-- begin Records to process --

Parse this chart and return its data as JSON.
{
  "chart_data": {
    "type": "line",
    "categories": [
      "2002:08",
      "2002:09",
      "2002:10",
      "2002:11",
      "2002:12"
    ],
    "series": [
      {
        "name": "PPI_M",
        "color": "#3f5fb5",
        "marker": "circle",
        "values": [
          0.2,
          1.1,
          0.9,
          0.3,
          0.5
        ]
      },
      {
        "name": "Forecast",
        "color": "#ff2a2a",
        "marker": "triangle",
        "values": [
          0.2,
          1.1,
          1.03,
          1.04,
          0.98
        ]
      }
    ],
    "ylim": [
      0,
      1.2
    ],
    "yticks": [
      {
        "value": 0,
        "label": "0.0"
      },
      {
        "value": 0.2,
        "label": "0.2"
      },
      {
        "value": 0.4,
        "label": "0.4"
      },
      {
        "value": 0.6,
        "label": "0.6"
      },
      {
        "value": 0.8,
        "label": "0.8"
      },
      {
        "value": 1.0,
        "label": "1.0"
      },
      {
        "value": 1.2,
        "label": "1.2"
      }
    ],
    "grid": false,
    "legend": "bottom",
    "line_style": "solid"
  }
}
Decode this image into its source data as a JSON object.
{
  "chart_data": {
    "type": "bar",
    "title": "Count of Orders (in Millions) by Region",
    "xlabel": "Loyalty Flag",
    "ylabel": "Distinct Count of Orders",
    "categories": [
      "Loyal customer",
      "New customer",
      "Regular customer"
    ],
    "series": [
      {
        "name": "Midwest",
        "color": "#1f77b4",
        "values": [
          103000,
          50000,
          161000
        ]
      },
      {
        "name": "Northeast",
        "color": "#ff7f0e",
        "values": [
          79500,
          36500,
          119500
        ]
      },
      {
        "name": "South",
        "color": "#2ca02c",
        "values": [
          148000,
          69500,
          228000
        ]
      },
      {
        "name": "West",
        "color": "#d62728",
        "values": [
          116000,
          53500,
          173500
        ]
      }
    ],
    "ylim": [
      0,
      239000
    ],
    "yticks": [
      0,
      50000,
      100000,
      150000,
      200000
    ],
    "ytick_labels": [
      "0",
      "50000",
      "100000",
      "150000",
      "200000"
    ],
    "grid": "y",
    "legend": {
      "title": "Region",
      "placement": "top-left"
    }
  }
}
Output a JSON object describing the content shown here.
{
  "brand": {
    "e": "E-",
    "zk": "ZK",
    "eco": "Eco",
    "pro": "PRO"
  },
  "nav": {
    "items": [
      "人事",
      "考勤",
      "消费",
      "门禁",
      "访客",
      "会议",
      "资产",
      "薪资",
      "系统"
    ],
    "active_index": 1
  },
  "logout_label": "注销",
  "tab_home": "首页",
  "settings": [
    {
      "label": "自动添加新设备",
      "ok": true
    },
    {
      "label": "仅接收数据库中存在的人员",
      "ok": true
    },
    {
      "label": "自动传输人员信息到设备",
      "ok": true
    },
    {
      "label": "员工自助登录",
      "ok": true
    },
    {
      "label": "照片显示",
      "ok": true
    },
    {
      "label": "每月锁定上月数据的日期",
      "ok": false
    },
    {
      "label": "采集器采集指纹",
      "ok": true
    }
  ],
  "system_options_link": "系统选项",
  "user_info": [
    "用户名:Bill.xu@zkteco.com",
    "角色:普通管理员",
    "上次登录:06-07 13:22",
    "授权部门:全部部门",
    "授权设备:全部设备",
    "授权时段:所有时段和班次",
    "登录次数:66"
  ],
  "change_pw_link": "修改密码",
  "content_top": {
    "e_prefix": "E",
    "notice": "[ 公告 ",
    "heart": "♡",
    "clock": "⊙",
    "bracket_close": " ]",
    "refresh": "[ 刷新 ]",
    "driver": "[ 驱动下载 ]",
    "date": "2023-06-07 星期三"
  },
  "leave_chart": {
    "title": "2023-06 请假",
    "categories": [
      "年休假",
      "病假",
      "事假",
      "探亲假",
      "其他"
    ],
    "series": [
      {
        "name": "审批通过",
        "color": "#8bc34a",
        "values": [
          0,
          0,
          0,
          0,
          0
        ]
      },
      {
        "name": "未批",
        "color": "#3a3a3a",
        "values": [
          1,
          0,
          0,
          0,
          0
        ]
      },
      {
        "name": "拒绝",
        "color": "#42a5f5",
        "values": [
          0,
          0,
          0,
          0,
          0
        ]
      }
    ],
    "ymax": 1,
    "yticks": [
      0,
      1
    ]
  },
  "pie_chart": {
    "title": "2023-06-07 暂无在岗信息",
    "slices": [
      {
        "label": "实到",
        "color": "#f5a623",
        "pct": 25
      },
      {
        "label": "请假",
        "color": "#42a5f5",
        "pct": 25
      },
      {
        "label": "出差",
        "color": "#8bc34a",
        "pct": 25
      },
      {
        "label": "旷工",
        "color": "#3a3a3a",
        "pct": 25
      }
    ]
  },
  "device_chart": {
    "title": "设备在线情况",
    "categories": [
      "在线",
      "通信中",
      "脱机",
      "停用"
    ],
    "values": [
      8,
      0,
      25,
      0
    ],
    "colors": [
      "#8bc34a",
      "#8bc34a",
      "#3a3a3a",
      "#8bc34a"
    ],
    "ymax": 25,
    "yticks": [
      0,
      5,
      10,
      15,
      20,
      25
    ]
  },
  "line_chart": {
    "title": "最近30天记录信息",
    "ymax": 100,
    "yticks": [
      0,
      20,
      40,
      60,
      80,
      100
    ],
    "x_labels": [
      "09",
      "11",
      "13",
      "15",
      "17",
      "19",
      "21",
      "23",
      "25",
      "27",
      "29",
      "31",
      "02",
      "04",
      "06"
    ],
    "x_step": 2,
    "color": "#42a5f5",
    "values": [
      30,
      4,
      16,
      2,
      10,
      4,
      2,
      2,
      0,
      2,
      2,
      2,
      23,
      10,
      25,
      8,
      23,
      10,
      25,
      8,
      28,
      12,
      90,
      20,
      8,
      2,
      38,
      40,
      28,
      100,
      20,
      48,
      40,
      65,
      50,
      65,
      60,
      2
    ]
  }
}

-- end Records to process --

• **Given exercise**
All of the lines above need to be given again exactly.

• **Output**
Parse this chart and return its data as JSON.
{
  "chart_data": {
    "type": "line",
    "categories": [
      "2002:08",
      "2002:09",
      "2002:10",
      "2002:11",
      "2002:12"
    ],
    "series": [
      {
        "name": "PPI_M",
        "color": "#3f5fb5",
        "marker": "circle",
        "values": [
          0.2,
          1.1,
          0.9,
          0.3,
          0.5
        ]
      },
      {
        "name": "Forecast",
        "color": "#ff2a2a",
        "marker": "triangle",
        "values": [
          0.2,
          1.1,
          1.03,
          1.04,
          0.98
        ]
      }
    ],
    "ylim": [
      0,
      1.2
    ],
    "yticks": [
      {
        "value": 0,
        "label": "0.0"
      },
      {
        "value": 0.2,
        "label": "0.2"
      },
      {
        "value": 0.4,
        "label": "0.4"
      },
      {
        "value": 0.6,
        "label": "0.6"
      },
      {
        "value": 0.8,
        "label": "0.8"
      },
      {
        "value": 1.0,
        "label": "1.0"
      },
      {
        "value": 1.2,
        "label": "1.2"
      }
    ],
    "grid": false,
    "legend": "bottom",
    "line_style": "solid"
  }
}
Decode this image into its source data as a JSON object.
{
  "chart_data": {
    "type": "bar",
    "title": "Count of Orders (in Millions) by Region",
    "xlabel": "Loyalty Flag",
    "ylabel": "Distinct Count of Orders",
    "categories": [
      "Loyal customer",
      "New customer",
      "Regular customer"
    ],
    "series": [
      {
        "name": "Midwest",
        "color": "#1f77b4",
        "values": [
          103000,
          50000,
          161000
        ]
      },
      {
        "name": "Northeast",
        "color": "#ff7f0e",
        "values": [
          79500,
          36500,
          119500
        ]
      },
      {
        "name": "South",
        "color": "#2ca02c",
        "values": [
          148000,
          69500,
          228000
        ]
      },
      {
        "name": "West",
        "color": "#d62728",
        "values": [
          116000,
          53500,
          173500
        ]
      }
    ],
    "ylim": [
      0,
      239000
    ],
    "yticks": [
      0,
      50000,
      100000,
      150000,
      200000
    ],
    "ytick_labels": [
      "0",
      "50000",
      "100000",
      "150000",
      "200000"
    ],
    "grid": "y",
    "legend": {
      "title": "Region",
      "placement": "top-left"
    }
  }
}
Output a JSON object describing the content shown here.
{
  "brand": {
    "e": "E-",
    "zk": "ZK",
    "eco": "Eco",
    "pro": "PRO"
  },
  "nav": {
    "items": [
      "人事",
      "考勤",
      "消费",
      "门禁",
      "访客",
      "会议",
      "资产",
      "薪资",
      "系统"
    ],
    "active_index": 1
  },
  "logout_label": "注销",
  "tab_home": "首页",
  "settings": [
    {
      "label": "自动添加新设备",
      "ok": true
    },
    {
      "label": "仅接收数据库中存在的人员",
      "ok": true
    },
    {
      "label": "自动传输人员信息到设备",
      "ok": true
    },
    {
      "label": "员工自助登录",
      "ok": true
    },
    {
      "label": "照片显示",
      "ok": true
    },
    {
      "label": "每月锁定上月数据的日期",
      "ok": false
    },
    {
      "label": "采集器采集指纹",
      "ok": true
    }
  ],
  "system_options_link": "系统选项",
  "user_info": [
    "用户名:Bill.xu@zkteco.com",
    "角色:普通管理员",
    "上次登录:06-07 13:22",
    "授权部门:全部部门",
    "授权设备:全部设备",
    "授权时段:所有时段和班次",
    "登录次数:66"
  ],
  "change_pw_link": "修改密码",
  "content_top": {
    "e_prefix": "E",
    "notice": "[ 公告 ",
    "heart": "♡",
    "clock": "⊙",
    "bracket_close": " ]",
    "refresh": "[ 刷新 ]",
    "driver": "[ 驱动下载 ]",
    "date": "2023-06-07 星期三"
  },
  "leave_chart": {
    "title": "2023-06 请假",
    "categories": [
      "年休假",
      "病假",
      "事假",
      "探亲假",
      "其他"
    ],
    "series": [
      {
        "name": "审批通过",
        "color": "#8bc34a",
        "values": [
          0,
          0,
          0,
          0,
          0
        ]
      },
      {
        "name": "未批",
        "color": "#3a3a3a",
        "values": [
          1,
          0,
          0,
          0,
          0
        ]
      },
      {
        "name": "拒绝",
        "color": "#42a5f5",
        "values": [
          0,
          0,
          0,
          0,
          0
        ]
      }
    ],
    "ymax": 1,
    "yticks": [
      0,
      1
    ]
  },
  "pie_chart": {
    "title": "2023-06-07 暂无在岗信息",
    "slices": [
      {
        "label": "实到",
        "color": "#f5a623",
        "pct": 25
      },
      {
        "label": "请假",
        "color": "#42a5f5",
        "pct": 25
      },
      {
        "label": "出差",
        "color": "#8bc34a",
        "pct": 25
      },
      {
        "label": "旷工",
        "color": "#3a3a3a",
        "pct": 25
      }
    ]
  },
  "device_chart": {
    "title": "设备在线情况",
    "categories": [
      "在线",
      "通信中",
      "脱机",
      "停用"
    ],
    "values": [
      8,
      0,
      25,
      0
    ],
    "colors": [
      "#8bc34a",
      "#8bc34a",
      "#3a3a3a",
      "#8bc34a"
    ],
    "ymax": 25,
    "yticks": [
      0,
      5,
      10,
      15,
      20,
      25
    ]
  },
  "line_chart": {
    "title": "最近30天记录信息",
    "ymax": 100,
    "yticks": [
      0,
      20,
      40,
      60,
      80,
      100
    ],
    "x_labels": [
      "09",
      "11",
      "13",
      "15",
      "17",
      "19",
      "21",
      "23",
      "25",
      "27",
      "29",
      "31",
      "02",
      "04",
      "06"
    ],
    "x_step": 2,
    "color": "#42a5f5",
    "values": [
      30,
      4,
      16,
      2,
      10,
      4,
      2,
      2,
      0,
      2,
      2,
      2,
      23,
      10,
      25,
      8,
      23,
      10,
      25,
      8,
      28,
      12,
      90,
      20,
      8,
      2,
      38,
      40,
      28,
      100,
      20,
      48,
      40,
      65,
      50,
      65,
      60,
      2
    ]
  }
}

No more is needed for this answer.